- **Written task**
Print, without any changes, the lines in the entries below from the line with "List UI elements" up to and including the line with "city-select[interactable]: İl Seçiniz".

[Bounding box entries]

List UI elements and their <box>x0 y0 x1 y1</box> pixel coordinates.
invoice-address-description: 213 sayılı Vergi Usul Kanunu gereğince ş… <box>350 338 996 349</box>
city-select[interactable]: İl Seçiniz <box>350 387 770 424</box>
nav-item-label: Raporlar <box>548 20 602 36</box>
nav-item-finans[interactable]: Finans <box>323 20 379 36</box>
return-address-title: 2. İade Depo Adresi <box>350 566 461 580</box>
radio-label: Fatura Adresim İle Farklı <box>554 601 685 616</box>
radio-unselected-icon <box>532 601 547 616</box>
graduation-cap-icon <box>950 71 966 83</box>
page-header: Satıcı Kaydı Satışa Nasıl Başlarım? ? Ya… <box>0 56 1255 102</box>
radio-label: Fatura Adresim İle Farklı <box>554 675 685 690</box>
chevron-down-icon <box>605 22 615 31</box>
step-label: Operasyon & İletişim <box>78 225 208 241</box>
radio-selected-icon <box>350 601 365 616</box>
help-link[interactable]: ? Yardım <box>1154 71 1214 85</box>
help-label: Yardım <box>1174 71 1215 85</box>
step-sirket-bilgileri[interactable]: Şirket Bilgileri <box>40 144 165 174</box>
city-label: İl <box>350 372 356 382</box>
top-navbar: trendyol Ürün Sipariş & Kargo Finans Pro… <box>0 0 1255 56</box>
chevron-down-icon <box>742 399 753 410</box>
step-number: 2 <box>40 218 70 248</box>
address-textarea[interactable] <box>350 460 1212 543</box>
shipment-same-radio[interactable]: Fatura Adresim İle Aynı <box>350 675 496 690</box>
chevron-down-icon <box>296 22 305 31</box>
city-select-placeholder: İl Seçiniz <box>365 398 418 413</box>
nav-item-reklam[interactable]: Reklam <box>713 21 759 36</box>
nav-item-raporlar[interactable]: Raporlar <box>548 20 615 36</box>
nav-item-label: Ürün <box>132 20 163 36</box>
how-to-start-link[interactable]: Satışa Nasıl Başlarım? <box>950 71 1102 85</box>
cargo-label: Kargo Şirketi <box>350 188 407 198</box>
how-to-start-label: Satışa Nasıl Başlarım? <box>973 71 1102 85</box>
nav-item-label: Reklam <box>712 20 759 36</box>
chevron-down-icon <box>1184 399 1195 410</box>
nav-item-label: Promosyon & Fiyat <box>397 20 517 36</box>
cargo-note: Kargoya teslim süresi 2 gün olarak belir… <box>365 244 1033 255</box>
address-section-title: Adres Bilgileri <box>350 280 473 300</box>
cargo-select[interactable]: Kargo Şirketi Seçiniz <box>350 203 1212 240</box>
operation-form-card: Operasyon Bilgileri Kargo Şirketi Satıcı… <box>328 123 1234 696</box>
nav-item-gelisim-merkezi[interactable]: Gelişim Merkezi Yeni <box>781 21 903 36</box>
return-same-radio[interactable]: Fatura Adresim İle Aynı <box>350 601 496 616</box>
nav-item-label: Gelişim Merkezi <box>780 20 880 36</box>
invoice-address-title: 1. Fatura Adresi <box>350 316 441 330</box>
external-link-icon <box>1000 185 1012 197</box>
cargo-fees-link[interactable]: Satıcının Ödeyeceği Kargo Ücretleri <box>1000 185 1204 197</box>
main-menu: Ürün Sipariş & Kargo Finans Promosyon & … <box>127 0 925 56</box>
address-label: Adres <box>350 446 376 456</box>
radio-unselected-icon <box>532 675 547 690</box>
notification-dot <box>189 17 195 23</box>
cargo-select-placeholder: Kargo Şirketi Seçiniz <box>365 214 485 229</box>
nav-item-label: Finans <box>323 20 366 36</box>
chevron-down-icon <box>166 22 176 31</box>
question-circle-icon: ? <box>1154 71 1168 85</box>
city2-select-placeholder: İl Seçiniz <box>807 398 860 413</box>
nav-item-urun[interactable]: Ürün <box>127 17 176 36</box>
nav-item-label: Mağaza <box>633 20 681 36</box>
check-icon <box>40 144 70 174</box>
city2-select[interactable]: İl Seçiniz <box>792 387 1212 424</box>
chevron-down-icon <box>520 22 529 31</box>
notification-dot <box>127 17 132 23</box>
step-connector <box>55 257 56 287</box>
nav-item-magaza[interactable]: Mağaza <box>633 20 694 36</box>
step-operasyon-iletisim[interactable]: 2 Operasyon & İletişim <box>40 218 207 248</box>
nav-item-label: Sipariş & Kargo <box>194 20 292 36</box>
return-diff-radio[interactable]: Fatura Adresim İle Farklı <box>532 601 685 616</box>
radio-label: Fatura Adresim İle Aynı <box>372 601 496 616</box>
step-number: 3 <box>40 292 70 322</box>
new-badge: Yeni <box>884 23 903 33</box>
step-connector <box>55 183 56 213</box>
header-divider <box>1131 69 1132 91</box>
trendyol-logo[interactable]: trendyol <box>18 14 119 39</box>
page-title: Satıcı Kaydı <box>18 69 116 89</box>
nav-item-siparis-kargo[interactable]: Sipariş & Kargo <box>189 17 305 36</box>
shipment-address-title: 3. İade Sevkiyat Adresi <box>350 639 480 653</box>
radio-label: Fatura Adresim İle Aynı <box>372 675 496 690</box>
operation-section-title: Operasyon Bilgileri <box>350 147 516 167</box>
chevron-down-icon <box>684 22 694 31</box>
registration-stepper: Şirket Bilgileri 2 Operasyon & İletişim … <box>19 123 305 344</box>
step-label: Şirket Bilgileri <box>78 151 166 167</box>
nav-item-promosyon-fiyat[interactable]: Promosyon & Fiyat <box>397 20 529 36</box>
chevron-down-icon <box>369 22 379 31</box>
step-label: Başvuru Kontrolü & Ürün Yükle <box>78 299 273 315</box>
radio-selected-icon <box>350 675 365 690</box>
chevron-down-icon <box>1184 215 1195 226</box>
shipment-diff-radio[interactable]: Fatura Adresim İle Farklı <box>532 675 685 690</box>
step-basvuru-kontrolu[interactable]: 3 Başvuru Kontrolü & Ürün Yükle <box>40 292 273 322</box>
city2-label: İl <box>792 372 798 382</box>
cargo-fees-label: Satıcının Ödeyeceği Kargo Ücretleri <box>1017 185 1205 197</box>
---
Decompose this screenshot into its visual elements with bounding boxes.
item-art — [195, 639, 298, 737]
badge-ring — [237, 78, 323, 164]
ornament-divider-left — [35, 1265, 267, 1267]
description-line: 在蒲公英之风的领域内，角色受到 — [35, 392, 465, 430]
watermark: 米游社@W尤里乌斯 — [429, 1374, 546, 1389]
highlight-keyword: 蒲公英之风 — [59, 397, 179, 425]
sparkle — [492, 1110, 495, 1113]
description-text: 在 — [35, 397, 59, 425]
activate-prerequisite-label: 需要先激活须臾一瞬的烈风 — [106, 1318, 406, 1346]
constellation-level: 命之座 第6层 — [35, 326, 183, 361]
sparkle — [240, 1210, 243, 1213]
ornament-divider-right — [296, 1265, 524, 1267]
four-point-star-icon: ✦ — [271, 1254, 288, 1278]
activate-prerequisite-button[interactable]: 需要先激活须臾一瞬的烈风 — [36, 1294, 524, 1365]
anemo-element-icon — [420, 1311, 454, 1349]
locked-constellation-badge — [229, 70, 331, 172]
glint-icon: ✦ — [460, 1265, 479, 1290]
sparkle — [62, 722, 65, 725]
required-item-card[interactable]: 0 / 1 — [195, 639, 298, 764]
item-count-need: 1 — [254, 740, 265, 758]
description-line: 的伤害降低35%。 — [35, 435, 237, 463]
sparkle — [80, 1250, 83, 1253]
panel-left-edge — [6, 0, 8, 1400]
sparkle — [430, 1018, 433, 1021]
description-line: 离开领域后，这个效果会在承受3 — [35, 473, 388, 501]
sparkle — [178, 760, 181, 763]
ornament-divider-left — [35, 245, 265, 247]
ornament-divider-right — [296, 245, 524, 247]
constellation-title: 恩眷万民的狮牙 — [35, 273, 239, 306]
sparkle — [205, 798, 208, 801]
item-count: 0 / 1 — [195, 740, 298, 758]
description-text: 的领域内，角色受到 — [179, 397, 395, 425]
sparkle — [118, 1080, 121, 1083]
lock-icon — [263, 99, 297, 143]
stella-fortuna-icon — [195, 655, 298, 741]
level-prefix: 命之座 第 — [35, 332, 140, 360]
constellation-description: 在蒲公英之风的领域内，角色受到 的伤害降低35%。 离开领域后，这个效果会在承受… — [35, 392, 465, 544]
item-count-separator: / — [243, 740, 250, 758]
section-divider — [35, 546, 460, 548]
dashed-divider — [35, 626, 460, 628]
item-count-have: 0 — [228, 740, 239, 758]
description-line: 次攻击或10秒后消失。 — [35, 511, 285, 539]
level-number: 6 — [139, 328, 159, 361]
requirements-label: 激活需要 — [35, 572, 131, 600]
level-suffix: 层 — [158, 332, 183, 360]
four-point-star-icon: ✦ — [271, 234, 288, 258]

- **Reply**
List UI elements and their <box>x0 y0 x1 y1</box> pixel coordinates.
invoice-address-description: 213 sayılı Vergi Usul Kanunu gereğince ş… <box>350 338 996 349</box>
city-select[interactable]: İl Seçiniz <box>350 387 770 424</box>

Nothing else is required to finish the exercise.